** begin Data to process **
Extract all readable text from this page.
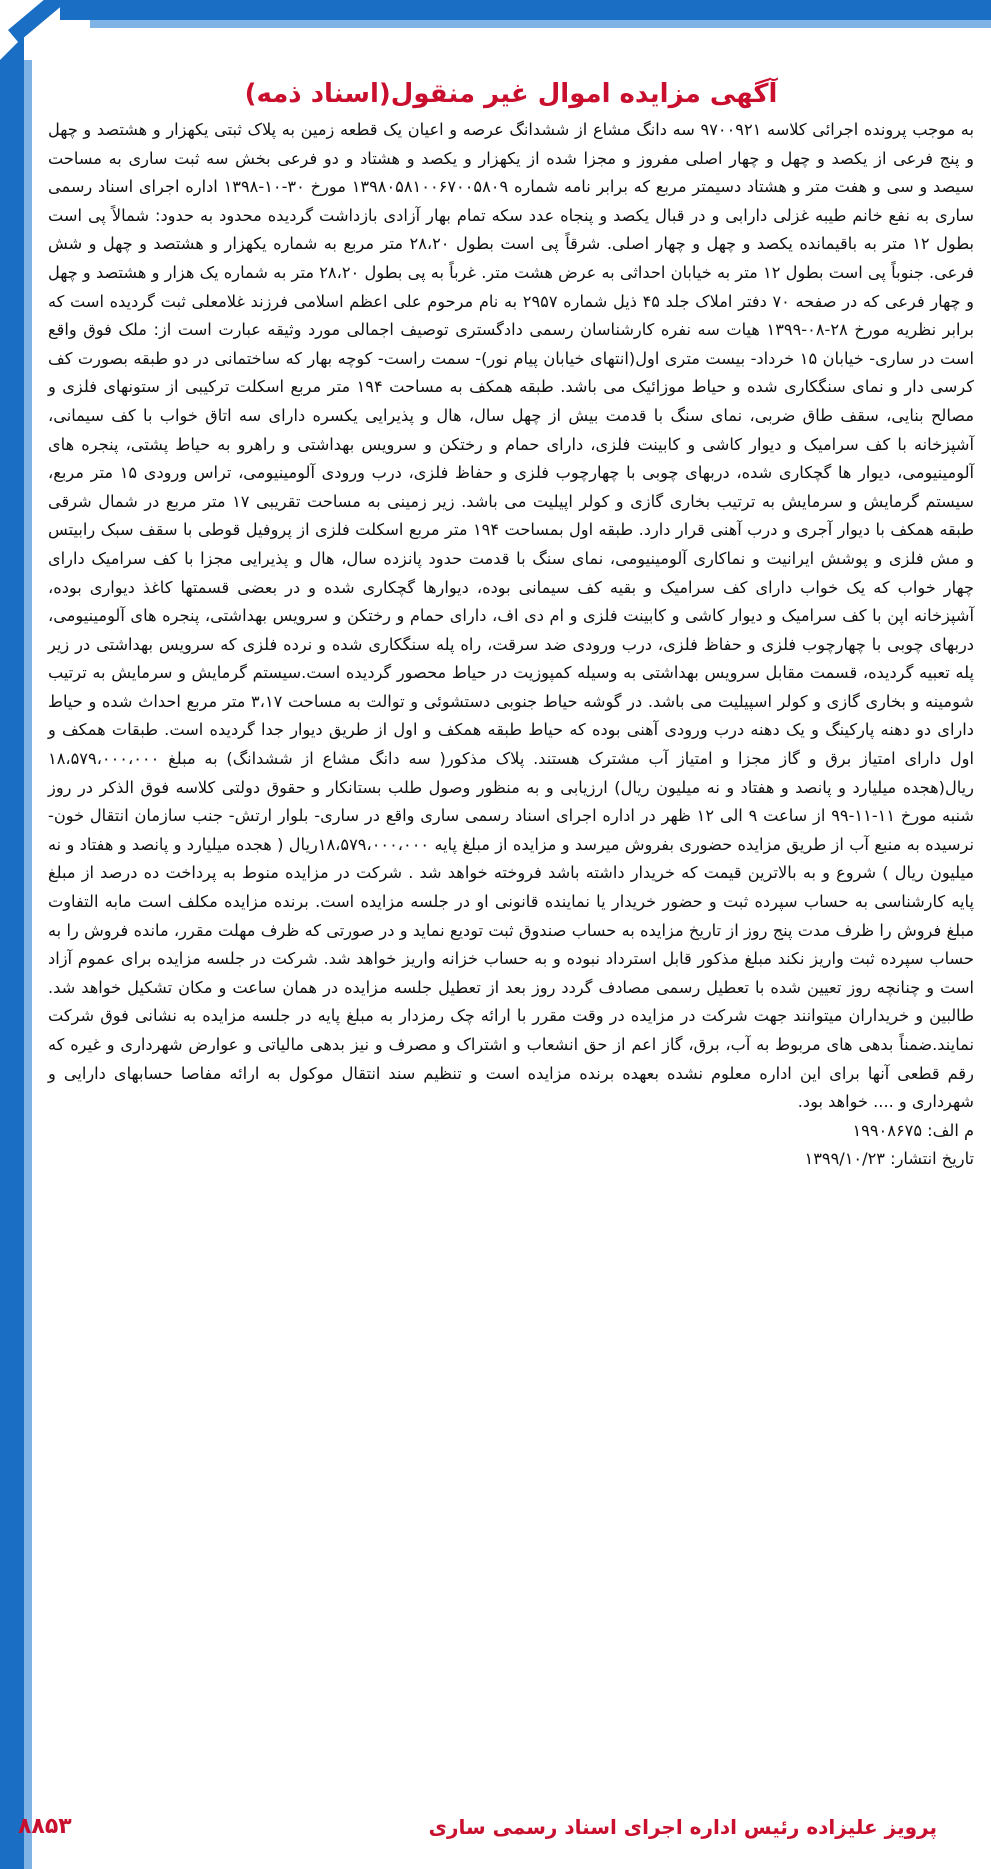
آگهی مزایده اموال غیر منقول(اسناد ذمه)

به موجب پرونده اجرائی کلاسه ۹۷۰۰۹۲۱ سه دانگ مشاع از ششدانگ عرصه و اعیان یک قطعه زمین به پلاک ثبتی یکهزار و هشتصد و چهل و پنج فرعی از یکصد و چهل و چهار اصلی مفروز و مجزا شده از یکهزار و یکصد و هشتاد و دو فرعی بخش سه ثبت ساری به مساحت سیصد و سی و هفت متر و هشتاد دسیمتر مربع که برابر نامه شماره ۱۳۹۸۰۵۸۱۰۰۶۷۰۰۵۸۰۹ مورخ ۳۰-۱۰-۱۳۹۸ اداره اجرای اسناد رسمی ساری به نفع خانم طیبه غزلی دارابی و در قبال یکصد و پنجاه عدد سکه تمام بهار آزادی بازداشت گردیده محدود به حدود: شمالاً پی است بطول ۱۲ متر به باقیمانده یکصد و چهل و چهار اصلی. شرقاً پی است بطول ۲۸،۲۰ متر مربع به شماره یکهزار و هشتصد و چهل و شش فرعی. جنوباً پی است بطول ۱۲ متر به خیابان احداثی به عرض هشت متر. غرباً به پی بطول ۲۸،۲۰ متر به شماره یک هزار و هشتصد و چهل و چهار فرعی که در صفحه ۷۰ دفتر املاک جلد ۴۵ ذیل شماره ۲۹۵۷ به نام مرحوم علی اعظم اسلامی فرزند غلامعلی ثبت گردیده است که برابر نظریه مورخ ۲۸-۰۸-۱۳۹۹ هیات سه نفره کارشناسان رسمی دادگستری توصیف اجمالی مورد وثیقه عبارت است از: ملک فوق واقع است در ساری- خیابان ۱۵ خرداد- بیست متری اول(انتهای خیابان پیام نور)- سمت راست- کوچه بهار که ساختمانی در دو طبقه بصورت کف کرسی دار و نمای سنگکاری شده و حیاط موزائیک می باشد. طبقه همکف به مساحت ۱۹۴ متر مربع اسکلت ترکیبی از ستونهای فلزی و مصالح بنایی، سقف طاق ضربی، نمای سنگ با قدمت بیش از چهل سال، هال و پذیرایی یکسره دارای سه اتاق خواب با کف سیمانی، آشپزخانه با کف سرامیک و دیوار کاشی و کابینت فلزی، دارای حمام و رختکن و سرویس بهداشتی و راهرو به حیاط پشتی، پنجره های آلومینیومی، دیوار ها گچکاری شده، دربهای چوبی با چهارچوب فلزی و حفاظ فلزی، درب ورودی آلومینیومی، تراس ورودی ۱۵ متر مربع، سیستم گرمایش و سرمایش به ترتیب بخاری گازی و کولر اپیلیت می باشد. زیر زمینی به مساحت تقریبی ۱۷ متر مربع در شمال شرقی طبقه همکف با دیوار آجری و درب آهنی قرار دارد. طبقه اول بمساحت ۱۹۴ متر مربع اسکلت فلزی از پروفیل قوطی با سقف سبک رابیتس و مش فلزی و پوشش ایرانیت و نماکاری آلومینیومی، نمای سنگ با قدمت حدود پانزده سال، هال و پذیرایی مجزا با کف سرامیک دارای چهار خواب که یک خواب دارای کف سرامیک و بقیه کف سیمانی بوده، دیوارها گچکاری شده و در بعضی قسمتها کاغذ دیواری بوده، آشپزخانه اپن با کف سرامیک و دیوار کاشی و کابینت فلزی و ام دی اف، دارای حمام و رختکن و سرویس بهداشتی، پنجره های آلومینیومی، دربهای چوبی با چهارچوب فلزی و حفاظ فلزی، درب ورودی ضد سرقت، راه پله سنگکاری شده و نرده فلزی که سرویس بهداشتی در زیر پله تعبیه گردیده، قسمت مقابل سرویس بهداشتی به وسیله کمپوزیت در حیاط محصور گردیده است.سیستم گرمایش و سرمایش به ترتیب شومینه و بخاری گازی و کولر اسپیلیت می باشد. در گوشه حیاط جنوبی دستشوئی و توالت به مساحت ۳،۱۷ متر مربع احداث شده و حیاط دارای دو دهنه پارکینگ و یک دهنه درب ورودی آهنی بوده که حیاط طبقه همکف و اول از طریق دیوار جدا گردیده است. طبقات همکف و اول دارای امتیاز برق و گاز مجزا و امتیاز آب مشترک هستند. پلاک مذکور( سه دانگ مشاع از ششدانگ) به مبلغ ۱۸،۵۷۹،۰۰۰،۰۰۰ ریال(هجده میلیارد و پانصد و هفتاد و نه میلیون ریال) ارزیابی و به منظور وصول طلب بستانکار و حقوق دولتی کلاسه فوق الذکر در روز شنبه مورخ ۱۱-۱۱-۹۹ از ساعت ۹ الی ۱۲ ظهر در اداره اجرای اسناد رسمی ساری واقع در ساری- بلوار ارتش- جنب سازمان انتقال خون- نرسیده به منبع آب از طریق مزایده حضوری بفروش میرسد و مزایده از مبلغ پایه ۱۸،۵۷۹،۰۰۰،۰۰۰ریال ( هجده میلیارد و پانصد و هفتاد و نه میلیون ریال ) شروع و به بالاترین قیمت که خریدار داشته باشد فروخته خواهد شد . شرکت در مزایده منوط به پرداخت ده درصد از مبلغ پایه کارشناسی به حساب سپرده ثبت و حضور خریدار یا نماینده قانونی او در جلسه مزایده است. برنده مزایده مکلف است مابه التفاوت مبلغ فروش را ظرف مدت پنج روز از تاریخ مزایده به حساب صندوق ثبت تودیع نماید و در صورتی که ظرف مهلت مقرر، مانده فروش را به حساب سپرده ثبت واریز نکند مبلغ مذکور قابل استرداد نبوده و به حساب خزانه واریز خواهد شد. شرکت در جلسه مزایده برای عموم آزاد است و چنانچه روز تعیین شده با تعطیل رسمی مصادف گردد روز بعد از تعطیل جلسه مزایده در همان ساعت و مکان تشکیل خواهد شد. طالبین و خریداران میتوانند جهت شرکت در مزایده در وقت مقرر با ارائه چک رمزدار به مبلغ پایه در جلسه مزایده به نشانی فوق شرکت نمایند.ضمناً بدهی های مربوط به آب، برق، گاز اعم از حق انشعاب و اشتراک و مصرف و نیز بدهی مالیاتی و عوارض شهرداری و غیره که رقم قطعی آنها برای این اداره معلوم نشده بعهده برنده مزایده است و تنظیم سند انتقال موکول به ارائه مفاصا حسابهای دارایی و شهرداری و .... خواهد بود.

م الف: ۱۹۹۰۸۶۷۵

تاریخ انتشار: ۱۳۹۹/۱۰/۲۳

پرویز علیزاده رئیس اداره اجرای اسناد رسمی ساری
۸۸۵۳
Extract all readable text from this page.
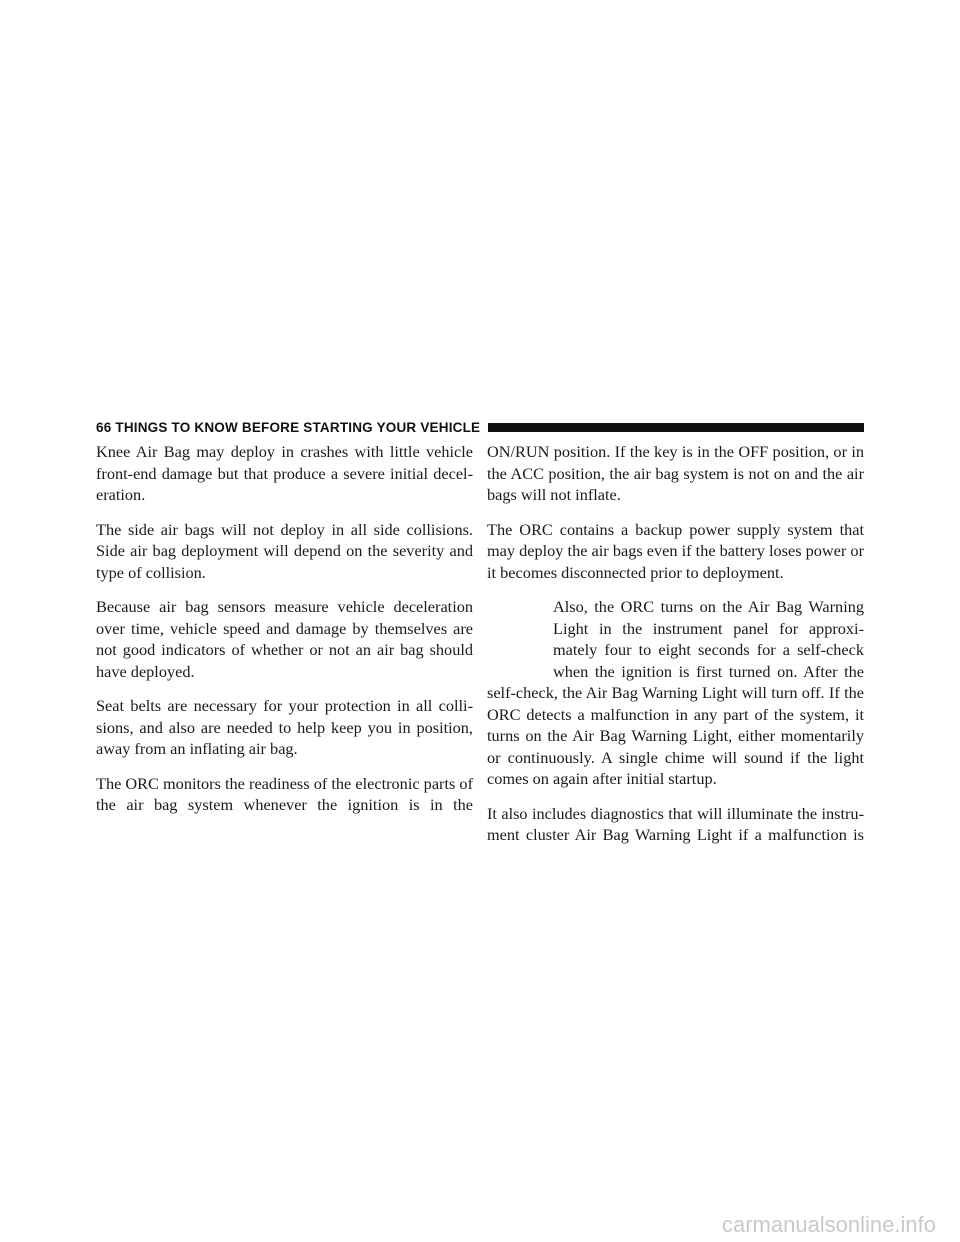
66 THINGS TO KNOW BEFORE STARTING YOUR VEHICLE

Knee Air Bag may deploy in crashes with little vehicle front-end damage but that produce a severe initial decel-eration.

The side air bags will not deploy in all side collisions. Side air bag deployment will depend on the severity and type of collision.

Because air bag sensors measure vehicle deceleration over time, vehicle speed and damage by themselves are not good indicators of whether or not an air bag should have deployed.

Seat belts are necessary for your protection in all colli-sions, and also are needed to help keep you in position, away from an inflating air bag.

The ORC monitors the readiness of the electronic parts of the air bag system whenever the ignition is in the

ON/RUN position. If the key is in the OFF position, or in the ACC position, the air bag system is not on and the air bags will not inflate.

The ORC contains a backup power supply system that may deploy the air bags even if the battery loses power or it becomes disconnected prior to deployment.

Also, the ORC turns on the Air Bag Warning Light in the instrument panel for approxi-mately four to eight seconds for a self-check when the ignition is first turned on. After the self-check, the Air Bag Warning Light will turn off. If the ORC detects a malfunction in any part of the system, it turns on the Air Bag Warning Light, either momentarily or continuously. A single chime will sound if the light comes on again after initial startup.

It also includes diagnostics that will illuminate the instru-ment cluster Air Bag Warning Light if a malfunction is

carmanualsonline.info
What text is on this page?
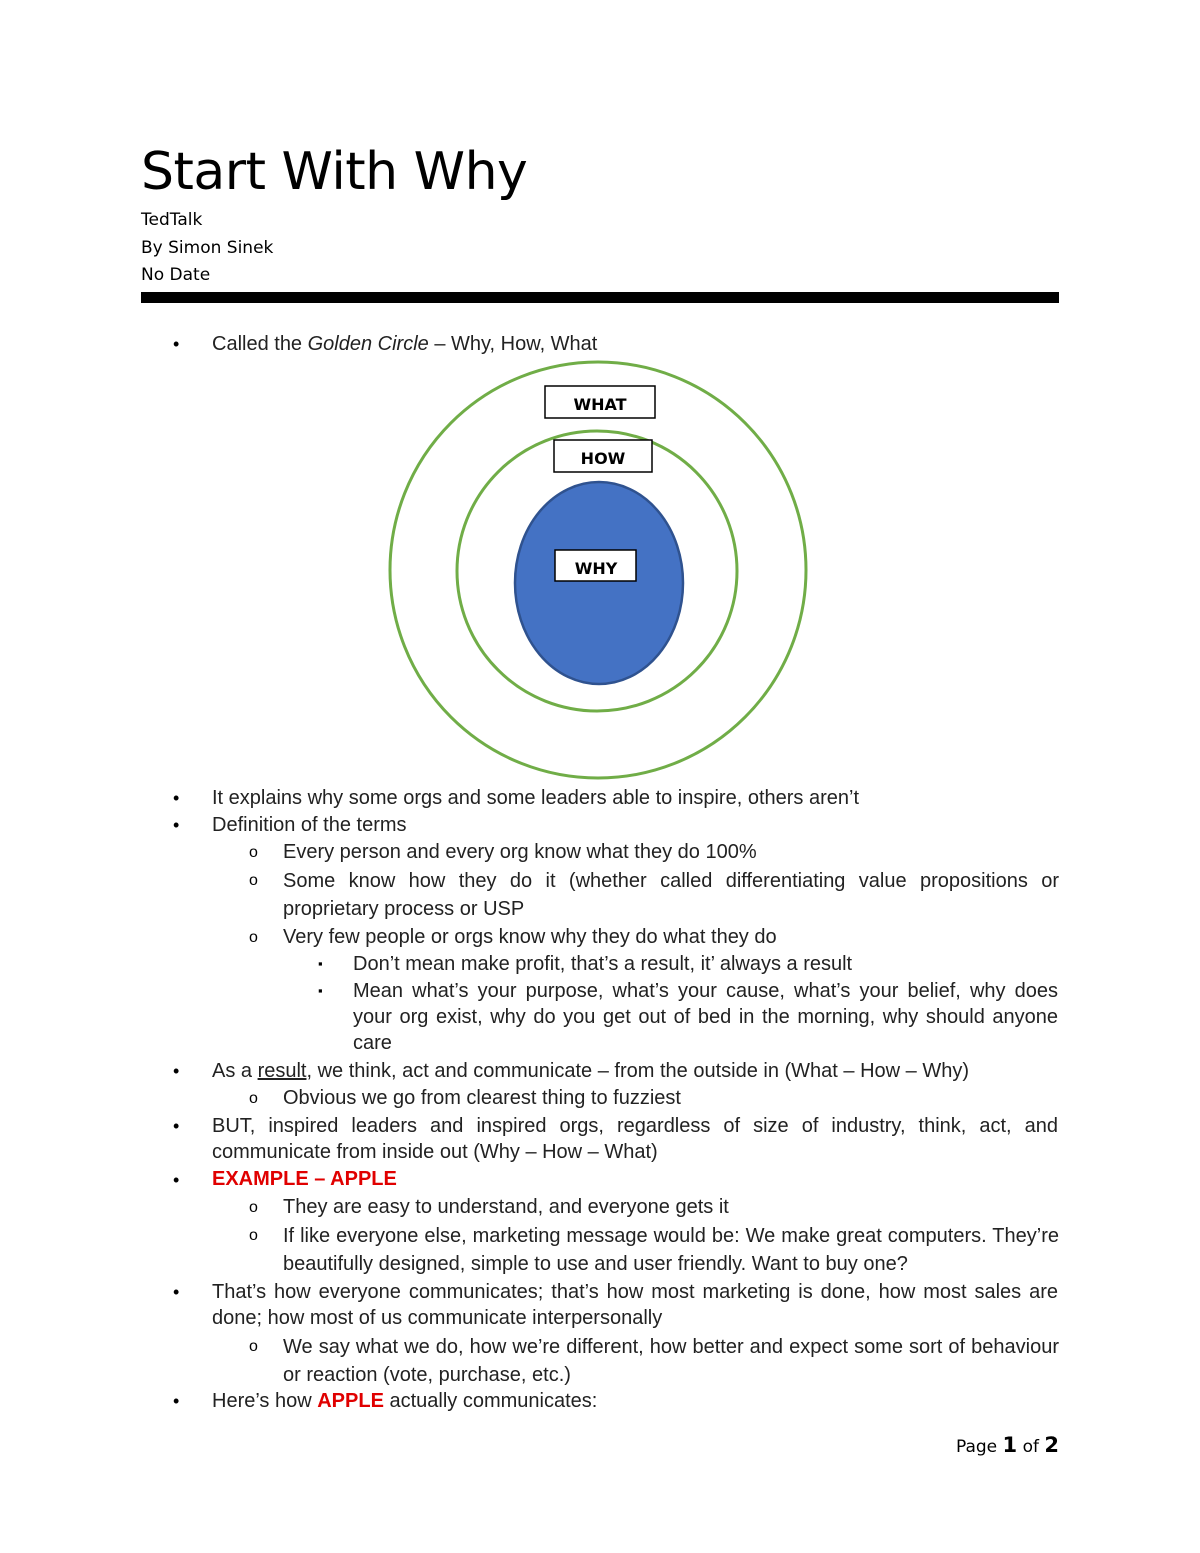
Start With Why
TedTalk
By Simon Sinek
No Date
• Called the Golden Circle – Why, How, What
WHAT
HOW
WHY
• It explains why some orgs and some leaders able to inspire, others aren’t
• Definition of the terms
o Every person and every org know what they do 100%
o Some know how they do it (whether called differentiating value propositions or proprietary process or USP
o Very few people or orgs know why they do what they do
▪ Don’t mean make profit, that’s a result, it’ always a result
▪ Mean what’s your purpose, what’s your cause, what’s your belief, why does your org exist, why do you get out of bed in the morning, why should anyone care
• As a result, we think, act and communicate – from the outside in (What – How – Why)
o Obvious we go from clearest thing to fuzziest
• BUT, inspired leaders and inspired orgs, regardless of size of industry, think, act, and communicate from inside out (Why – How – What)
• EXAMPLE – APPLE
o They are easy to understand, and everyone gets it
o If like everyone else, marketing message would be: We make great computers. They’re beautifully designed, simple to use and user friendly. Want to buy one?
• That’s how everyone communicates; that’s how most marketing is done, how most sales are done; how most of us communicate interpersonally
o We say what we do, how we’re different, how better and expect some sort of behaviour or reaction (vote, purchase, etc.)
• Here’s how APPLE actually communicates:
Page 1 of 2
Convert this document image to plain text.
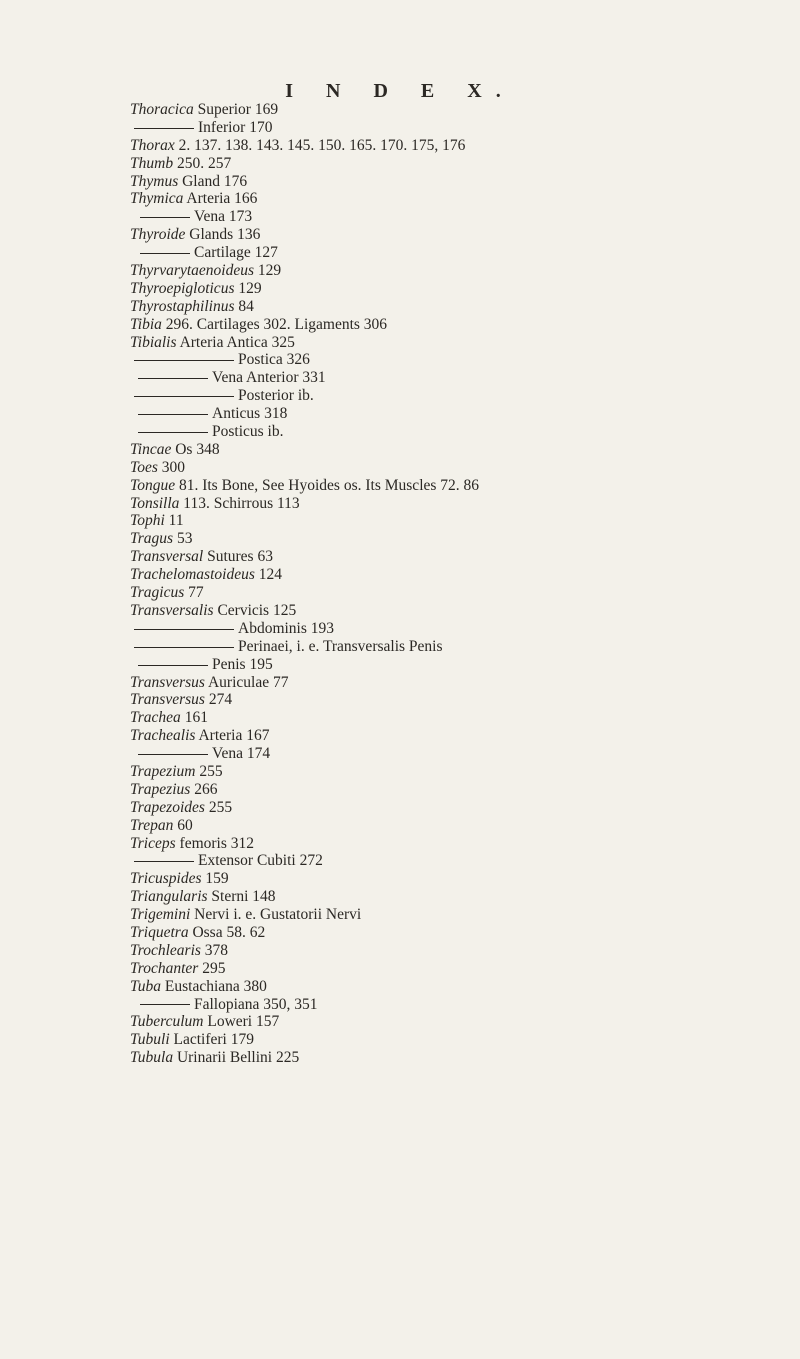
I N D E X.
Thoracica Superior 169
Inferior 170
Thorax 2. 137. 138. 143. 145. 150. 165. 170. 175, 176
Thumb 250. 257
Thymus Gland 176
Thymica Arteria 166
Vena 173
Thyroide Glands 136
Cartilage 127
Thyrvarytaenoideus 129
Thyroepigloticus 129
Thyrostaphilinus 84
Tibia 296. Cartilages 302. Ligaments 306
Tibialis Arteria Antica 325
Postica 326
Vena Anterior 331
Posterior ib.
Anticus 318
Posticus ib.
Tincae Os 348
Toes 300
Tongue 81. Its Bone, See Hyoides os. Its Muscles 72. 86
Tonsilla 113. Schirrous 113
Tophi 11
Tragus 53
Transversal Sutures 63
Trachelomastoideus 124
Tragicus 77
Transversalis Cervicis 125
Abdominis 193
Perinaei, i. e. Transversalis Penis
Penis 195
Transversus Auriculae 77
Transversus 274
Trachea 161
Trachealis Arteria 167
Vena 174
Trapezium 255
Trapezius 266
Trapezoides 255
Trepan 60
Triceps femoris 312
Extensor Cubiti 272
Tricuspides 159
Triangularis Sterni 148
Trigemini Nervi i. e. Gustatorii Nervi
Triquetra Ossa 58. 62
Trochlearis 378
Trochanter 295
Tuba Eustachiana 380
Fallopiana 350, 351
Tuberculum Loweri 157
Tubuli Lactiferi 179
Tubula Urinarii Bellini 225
** end Data to process **
Requirements | Find the lines containing "Arteria" and pull them out.

Response below |
Thymica Arteria 166
Tibialis Arteria Antica 325
Trachealis Arteria 167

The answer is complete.